** START OF Records provided **
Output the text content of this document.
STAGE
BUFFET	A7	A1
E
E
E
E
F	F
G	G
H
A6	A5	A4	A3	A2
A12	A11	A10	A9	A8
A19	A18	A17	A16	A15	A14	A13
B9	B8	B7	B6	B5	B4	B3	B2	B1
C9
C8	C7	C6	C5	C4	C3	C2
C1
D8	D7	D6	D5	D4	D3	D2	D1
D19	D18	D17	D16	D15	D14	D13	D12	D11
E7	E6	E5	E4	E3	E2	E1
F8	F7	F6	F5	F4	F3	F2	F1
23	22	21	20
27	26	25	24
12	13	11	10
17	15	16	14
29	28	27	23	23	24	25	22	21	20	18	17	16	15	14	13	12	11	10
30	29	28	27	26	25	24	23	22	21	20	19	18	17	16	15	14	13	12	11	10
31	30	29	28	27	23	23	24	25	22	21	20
** END OF Records provided **
#### What to produce
Repeat every record, keeping each word and mark exactly as it is.

#### Full solution
Output the text content of this document.
STAGE
BUFFET	A7	A1
E
E
E
E
F	F
G	G
H
A6	A5	A4	A3	A2
A12	A11	A10	A9	A8
A19	A18	A17	A16	A15	A14	A13
B9	B8	B7	B6	B5	B4	B3	B2	B1
C9
C8	C7	C6	C5	C4	C3	C2
C1
D8	D7	D6	D5	D4	D3	D2	D1
D19	D18	D17	D16	D15	D14	D13	D12	D11
E7	E6	E5	E4	E3	E2	E1
F8	F7	F6	F5	F4	F3	F2	F1
23	22	21	20
27	26	25	24
12	13	11	10
17	15	16	14
29	28	27	23	23	24	25	22	21	20	18	17	16	15	14	13	12	11	10
30	29	28	27	26	25	24	23	22	21	20	19	18	17	16	15	14	13	12	11	10
31	30	29	28	27	23	23	24	25	22	21	20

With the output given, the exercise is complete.